[TEXTO PARA ANALIZAR]
Diario de Robin

Aprendiz de Arquero
Aprendiz de Hombre

Sábado, 13 de Marzo de 2004

Querido diario.

Tengo pocas y muchas ganas de escribir.

Lo que ha sucedido en Madrid este jueves día 11 ha sido y seguirá siendo... una pesadilla.

Atónito ante las noticias sentí como mi corazón se rompía en mil pedazos, la muerte y la crueldad se habían apuntado un buen golpe. Han muerto estudiantes y obreros que se dirigían al trabajo, ha muerto también nuestra inocencia y nuestra confianza. La enfermedad de la crueldad humana se ha llevado a doscientos inocentes, heridos... más de mil.

Hemos de encontrar el valor para sanar estas heridas. Hemos de luchar para cantar victoria sobre la oscura noche de la muerte.

No puedo escribir más... me duele el alma.

Robin

Martes, 23 de Marzo de 2004

Querido diario.

A media mañana suena el teléfono, me comunican que el viejo José ha sufrido una embolia y que lo han ingresado en el Hospital. ¡Mazazo! el corazón toca a batalla, me brillan los ojos... tengo que saber más... llamo a su casa, hablo con su hija, me dice que ha perdido la movilidad de la mano izquierda y que habla con dificultad, me da el número de habitación del hospital, cuelgo el maldito engendro telefónico y detengo durante unos segundos mi vida... este mes de Marzo va a conseguir ponerme a parir...

Una hora para terminar con el trabajo mientras mentalmente recorro bosques y escucho la voz de mi viejo compañero, recuerdo sus risas, su amabilidad, esa mirada que acaricia los fríos sábados por la mañana en el campo de tiro, esa mano impresionantemente fuerte... ¿inmóvil? ¿el viejo José sin poder disparar su arco? no puede ser... esto es una mala pesadilla.

La una en punto, salgo disparado de la oficina para comer en un restaurante cercano, tengo que ver al viejo testarudo, en 30 minutos liquido la comida y voy en busca del cuatro ruedas para visitar a mi amigo.

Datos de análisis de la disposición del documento
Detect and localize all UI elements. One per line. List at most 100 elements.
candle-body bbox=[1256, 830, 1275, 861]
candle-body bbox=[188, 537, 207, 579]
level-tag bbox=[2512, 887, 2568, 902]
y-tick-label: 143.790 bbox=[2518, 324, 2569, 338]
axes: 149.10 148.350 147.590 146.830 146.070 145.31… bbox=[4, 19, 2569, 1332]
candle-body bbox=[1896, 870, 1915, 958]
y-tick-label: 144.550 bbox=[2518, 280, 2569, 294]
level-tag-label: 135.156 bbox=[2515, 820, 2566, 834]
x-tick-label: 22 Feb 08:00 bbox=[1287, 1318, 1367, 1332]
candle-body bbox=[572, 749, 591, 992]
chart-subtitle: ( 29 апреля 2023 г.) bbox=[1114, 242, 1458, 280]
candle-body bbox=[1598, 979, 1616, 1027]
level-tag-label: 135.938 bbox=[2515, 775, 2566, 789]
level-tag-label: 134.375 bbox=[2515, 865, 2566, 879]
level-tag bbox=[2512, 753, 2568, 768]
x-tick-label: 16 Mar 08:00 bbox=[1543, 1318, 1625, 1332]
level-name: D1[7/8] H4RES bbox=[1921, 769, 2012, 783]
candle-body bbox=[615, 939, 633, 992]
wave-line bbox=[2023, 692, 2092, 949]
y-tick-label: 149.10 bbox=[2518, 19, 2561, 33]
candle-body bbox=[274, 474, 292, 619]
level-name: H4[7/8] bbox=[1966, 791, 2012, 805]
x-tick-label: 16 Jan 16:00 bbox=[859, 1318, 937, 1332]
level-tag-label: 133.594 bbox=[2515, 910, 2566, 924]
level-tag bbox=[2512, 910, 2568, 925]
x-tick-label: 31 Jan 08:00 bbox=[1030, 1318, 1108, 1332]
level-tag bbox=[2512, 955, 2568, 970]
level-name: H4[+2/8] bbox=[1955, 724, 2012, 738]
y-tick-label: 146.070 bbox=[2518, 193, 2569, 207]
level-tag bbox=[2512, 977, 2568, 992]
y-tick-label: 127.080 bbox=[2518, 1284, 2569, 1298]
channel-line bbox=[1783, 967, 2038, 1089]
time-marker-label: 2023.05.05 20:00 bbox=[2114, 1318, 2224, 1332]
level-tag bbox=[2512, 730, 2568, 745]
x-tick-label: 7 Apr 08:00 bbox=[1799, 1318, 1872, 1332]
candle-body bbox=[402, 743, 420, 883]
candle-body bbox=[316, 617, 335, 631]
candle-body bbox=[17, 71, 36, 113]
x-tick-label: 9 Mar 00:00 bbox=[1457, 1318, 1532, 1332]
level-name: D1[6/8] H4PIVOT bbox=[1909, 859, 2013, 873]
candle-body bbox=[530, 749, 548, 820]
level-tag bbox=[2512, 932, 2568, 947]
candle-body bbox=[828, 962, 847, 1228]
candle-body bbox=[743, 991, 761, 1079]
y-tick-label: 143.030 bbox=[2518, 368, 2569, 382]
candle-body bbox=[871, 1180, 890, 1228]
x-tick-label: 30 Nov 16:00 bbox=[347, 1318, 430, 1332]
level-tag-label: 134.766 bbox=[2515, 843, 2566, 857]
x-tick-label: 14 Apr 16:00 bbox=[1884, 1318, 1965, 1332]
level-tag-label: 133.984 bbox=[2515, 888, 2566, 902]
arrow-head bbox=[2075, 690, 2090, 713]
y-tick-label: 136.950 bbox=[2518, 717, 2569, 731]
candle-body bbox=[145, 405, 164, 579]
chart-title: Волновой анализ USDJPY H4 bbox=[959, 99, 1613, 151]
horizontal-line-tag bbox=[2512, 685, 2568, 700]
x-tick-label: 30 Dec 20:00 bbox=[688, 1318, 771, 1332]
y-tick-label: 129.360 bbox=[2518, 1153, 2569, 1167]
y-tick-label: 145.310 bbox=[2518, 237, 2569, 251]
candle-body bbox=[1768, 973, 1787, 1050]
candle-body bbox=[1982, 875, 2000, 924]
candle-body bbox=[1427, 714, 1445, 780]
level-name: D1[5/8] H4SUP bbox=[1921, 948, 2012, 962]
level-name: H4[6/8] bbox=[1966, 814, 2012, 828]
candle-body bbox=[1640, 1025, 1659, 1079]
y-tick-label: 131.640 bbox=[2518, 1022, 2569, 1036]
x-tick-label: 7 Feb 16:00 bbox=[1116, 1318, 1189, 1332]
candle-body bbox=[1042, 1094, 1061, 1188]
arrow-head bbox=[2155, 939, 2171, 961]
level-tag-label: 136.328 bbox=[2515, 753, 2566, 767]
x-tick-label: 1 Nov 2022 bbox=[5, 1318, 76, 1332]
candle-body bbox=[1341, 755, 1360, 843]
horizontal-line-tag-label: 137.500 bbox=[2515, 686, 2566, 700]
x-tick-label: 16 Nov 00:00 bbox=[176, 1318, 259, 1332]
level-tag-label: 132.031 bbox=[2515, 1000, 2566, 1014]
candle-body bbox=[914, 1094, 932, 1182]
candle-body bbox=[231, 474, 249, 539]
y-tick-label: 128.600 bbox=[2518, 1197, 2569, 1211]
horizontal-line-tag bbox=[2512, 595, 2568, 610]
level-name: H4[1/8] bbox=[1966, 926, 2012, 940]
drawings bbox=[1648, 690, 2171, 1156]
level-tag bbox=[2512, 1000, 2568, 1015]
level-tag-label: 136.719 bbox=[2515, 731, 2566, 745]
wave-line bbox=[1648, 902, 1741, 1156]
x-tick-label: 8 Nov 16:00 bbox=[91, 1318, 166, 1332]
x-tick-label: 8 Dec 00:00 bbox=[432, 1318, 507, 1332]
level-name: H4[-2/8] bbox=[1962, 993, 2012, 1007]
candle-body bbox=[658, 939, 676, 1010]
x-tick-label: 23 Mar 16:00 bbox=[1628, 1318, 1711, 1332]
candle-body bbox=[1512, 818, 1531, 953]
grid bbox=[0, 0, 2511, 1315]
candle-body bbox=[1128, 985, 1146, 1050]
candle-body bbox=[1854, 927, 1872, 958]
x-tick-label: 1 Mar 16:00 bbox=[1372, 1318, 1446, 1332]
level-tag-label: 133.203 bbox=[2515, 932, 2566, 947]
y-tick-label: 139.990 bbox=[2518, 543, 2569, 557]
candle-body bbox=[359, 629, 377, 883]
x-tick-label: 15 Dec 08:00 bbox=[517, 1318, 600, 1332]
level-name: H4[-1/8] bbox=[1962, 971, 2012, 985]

[REQUISITOS DEL EJERCICIO]
(a) Transcribe sin cambios el fragmento del diario de Robin que va desde "Aprendiz de Arquero" hasta "siendo... una pesadilla.", ambos incluidos.
(b) Escribe la continuación del diario de Robin a partir de su última oración.

[RESULTADOS DEL EJERCICIO]
(a)
Aprendiz de Arquero
Aprendiz de Hombre

Sábado, 13 de Marzo de 2004

Querido diario.

Tengo pocas y muchas ganas de escribir.

Lo que ha sucedido en Madrid este jueves día 11 ha sido y seguirá siendo... una pesadilla.

(b)
Atravieso las puertas del Hospital, segunda planta... ¿habitación número?... no encuentro el jodido papel donde he apuntado la habitación, recorro la planta buscando en los bolsillos cuando la memoria me susurra un número, recorro visualmente el gran pasadizo hasta que mi vista se detiene en una puerta abierta, al fondo una cama... en ella mi entrañable amigo... mi viejo testarudo amigo me recibe con su sonrisa, un fogonazo de calor surge de mis entrañas, empiezo a tranquilizarme, el viejo José está conmigo, habla por los codos sin dificultad mientras una mano inmóvil descansa entre las mías.

Conversamos durante un buen rato, dentro de la gravedad de estos batacazos le veo bien, mejor de lo que esperaba, y le digo que esa mano la vamos a recuperar. Me cuenta como el pasado domingo después de hacerse tres recorridos por el bosque sintió que la mano le fallaba y que se encontraba mal, el muy tozudo se detuvo en el bar para beberse una cerveza antes de coger el automóvil para regresar a su casa con la dificultad de una mano que ya no obedecía. Pienso para mí... caído en combate... este es arquero hasta el tuétano de sus huesos.

Anochece, intuyo a lo lejos un bosque, escucho una sonora carcajada, ¡si! es José, el espíritu del viejo arquero que sigue en el bosque, incluso puedo sentir el vuelo de sus flechas. Vas a recuperarte amigo, y volverás a disparar tu arco... aunque tenga que cargar contigo a cuestas de diana a diana.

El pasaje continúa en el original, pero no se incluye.